* [WHAT THIS TASK INVOLVES]: Comb the records below for the string "have" and copy each line where it turns up.
— begin —
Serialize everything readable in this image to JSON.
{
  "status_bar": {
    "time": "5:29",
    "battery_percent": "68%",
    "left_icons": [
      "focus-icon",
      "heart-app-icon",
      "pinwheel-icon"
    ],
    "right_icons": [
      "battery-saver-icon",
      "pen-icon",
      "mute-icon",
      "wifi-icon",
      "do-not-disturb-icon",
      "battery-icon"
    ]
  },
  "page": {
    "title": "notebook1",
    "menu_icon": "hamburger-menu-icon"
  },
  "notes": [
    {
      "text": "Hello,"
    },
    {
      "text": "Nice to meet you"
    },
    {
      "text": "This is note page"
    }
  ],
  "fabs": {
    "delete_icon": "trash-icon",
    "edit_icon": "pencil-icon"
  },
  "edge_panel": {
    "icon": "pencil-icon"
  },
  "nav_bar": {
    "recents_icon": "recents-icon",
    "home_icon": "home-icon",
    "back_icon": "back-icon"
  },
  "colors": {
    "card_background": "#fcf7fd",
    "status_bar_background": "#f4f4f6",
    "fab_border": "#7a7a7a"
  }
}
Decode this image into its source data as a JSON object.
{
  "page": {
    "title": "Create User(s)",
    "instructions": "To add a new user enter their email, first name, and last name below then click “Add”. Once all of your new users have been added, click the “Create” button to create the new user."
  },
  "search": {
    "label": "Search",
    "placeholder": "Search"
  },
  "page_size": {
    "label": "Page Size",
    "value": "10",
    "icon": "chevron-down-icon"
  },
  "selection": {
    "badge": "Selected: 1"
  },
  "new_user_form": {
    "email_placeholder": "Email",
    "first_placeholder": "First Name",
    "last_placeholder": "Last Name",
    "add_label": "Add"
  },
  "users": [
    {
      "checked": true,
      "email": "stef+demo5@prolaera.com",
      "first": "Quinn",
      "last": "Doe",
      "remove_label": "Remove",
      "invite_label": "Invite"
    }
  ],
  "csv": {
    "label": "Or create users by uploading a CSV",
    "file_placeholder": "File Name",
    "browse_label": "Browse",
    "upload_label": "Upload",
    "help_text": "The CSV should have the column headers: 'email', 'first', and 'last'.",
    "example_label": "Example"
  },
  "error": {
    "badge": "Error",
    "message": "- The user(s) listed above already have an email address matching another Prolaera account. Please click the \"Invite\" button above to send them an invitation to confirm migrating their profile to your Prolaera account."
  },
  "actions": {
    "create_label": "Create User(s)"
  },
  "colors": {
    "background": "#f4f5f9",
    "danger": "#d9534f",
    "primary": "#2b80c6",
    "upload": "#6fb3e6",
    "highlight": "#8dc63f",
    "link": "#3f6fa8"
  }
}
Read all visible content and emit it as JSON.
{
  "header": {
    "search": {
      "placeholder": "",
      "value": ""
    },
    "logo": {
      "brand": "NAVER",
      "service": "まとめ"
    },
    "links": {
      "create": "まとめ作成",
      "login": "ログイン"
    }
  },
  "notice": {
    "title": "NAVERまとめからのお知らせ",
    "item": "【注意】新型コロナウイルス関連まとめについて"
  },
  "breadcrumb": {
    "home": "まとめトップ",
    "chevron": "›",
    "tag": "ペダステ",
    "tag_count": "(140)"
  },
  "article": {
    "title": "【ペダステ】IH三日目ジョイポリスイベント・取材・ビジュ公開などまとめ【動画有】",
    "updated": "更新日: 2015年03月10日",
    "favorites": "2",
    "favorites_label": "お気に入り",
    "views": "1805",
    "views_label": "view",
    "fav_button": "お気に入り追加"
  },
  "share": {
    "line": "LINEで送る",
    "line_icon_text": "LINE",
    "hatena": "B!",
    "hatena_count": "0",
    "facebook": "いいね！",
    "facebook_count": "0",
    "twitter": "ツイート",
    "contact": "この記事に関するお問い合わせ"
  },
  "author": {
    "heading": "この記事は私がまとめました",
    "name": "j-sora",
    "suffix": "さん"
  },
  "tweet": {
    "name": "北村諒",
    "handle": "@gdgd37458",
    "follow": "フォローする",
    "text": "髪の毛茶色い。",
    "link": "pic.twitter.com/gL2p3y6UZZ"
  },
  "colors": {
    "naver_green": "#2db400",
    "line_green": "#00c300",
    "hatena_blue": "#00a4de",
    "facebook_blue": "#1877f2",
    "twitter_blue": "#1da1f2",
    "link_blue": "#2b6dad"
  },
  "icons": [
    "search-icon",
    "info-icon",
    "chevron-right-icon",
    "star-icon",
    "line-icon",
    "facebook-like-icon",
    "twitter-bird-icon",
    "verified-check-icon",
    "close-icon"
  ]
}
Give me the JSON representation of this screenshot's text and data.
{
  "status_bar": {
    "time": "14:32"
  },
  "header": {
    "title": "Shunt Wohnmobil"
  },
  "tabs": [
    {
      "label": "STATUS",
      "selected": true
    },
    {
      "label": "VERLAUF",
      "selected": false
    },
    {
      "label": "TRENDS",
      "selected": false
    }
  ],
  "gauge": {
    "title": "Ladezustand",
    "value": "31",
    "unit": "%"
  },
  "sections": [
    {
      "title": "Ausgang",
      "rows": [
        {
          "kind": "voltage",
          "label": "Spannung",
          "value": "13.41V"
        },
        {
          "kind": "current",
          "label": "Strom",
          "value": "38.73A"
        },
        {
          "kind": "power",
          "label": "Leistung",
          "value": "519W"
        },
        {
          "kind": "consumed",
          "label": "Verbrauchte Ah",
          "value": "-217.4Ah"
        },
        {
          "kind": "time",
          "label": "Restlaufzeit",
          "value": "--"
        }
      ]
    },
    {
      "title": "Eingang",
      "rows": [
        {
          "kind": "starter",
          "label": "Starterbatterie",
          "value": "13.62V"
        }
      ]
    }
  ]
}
— end —
* [WRITTEN RESPONSE]:
    "instructions": "To add a new user enter their email, first name, and last name below then click “Add”. Once all of your new users have been added, click the “Create” button to create the new user."
    "help_text": "The CSV should have the column headers: 'email', 'first', and 'last'.",
    "message": "- The user(s) listed above already have an email address matching another Prolaera account. Please click the \"Invite\" button above to send them an invitation to confirm migrating their profile to your Prolaera account."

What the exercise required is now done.